Aim of the task
Check each line of the data below for the word "испытуемой", then extract the ones that have it.

Material provided
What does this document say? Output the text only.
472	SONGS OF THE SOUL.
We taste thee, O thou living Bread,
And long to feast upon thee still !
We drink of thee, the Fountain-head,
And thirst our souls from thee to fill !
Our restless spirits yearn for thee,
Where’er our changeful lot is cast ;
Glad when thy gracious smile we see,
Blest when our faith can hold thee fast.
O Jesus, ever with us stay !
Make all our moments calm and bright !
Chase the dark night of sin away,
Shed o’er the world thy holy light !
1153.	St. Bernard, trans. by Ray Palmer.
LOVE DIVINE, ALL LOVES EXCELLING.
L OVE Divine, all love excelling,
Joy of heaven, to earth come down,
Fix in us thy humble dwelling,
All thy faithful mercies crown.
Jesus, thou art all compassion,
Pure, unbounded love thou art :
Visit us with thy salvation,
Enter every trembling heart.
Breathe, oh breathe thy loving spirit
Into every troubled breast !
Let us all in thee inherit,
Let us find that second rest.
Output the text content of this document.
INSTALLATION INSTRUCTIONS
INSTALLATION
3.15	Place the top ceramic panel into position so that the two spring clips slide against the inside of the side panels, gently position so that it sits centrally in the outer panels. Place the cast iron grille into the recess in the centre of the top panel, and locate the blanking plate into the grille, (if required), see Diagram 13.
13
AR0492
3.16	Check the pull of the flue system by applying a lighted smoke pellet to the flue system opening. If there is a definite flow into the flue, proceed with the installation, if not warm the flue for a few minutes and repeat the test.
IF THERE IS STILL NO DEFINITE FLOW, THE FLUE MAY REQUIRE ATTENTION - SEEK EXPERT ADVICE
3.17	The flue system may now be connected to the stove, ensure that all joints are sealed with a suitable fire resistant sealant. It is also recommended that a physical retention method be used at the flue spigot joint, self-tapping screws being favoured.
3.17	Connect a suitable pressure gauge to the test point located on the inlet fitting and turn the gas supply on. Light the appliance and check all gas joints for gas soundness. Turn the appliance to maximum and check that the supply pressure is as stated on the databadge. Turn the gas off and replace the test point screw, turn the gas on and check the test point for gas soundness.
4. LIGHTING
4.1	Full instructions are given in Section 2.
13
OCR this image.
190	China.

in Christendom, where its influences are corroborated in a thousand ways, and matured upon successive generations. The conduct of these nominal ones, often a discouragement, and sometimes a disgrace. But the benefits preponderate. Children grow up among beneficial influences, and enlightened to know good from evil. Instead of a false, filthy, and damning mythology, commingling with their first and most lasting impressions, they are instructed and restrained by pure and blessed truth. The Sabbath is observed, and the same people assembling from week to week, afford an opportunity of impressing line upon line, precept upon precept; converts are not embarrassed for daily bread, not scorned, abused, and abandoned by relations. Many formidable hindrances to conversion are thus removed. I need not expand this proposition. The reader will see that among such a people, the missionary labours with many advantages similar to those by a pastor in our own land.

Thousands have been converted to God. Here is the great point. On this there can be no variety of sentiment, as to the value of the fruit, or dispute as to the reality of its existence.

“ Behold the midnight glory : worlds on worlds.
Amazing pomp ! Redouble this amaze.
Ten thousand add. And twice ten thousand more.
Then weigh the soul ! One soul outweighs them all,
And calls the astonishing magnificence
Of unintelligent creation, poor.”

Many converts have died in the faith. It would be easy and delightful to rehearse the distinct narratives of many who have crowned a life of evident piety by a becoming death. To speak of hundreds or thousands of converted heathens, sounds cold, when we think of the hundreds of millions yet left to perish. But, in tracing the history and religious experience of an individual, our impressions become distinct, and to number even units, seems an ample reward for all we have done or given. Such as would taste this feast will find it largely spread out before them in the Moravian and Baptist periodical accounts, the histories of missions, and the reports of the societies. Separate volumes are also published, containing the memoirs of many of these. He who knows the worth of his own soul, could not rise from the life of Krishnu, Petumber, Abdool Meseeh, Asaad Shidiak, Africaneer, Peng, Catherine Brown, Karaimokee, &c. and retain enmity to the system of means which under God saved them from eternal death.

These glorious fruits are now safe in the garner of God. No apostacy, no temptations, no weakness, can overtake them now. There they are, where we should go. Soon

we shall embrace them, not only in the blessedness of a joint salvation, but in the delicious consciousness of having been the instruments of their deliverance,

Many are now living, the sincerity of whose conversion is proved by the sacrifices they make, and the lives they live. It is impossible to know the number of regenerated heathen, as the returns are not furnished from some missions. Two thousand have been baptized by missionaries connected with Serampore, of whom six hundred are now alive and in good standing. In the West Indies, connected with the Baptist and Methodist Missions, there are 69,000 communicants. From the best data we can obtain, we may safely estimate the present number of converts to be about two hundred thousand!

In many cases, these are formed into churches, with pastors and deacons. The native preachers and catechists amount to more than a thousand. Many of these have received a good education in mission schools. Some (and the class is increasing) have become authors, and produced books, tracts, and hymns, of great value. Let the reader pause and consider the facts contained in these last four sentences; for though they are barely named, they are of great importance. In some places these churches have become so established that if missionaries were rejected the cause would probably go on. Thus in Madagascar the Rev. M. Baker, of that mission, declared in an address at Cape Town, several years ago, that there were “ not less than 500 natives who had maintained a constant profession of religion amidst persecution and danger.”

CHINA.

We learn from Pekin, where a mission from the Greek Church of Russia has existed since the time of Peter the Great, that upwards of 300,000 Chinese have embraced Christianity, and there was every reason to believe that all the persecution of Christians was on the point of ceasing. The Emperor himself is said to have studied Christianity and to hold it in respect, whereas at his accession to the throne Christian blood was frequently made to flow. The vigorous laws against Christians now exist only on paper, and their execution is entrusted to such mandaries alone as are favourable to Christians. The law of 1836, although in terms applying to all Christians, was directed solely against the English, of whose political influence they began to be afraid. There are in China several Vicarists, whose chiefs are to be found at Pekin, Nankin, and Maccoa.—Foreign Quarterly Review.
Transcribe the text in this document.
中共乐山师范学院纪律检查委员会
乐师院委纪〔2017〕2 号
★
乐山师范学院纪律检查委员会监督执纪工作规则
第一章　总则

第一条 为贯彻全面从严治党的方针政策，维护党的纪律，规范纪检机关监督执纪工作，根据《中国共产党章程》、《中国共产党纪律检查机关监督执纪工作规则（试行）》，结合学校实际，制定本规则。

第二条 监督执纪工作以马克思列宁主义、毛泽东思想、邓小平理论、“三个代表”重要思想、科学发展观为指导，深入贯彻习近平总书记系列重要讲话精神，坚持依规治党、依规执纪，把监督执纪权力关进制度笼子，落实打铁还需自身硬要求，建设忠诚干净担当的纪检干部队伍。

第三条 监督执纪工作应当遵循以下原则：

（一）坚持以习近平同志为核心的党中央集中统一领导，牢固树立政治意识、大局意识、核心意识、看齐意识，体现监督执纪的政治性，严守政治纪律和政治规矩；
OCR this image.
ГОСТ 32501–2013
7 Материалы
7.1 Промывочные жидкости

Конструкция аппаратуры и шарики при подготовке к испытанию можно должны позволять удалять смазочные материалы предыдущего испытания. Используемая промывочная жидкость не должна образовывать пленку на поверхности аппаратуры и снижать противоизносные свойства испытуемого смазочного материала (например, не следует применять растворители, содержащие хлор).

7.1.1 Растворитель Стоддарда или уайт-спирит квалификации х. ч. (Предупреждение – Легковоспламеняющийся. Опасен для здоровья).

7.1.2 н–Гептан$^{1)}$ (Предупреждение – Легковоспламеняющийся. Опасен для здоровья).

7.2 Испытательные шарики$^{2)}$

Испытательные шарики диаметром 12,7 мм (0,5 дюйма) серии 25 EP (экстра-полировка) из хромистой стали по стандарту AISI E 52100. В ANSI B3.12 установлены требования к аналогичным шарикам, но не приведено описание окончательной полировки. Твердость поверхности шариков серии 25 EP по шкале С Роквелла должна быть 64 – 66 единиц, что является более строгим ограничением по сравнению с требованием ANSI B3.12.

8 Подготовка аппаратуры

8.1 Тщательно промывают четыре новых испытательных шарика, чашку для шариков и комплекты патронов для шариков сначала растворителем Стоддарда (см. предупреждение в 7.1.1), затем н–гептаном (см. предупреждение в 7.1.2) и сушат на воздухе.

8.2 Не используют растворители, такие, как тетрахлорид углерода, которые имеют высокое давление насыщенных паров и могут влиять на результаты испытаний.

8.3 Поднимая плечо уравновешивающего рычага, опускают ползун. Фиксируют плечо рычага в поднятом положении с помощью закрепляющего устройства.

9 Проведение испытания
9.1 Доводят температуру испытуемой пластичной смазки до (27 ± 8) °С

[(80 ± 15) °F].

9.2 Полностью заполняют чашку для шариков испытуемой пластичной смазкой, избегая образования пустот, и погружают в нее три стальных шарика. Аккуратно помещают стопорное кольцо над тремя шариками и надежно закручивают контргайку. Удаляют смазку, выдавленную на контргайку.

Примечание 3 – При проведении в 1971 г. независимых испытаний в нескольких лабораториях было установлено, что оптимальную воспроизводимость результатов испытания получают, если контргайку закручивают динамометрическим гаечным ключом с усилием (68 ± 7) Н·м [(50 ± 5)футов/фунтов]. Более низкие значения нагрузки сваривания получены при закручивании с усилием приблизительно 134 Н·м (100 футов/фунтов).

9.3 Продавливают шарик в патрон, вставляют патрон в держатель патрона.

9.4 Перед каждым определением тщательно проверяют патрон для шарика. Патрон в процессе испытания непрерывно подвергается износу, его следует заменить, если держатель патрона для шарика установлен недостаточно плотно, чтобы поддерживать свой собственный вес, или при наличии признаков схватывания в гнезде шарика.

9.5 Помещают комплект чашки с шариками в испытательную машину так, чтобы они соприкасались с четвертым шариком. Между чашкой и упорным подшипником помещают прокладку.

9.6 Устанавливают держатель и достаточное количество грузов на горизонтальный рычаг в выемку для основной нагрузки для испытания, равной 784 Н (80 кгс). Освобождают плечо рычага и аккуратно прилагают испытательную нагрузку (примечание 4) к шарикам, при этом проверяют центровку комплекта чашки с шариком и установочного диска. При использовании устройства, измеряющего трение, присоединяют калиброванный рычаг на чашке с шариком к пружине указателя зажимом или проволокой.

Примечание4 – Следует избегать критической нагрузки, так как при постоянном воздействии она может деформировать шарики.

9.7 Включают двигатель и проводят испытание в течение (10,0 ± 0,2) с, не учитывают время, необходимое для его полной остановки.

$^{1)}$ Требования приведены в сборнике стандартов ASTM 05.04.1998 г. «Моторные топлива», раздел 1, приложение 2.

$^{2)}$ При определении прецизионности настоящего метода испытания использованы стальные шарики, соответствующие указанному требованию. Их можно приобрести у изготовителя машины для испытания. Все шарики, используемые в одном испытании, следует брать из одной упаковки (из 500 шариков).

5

Result below
9.1 Доводят температуру испытуемой пластичной смазки до (27 ± 8) °С
9.2 Полностью заполняют чашку для шариков испытуемой пластичной смазкой, избегая образования пустот, и погружают в нее три стальных шарика. Аккуратно помещают стопорное кольцо над тремя шариками и надежно закручивают контргайку. Удаляют смазку, выдавленную на контргайку.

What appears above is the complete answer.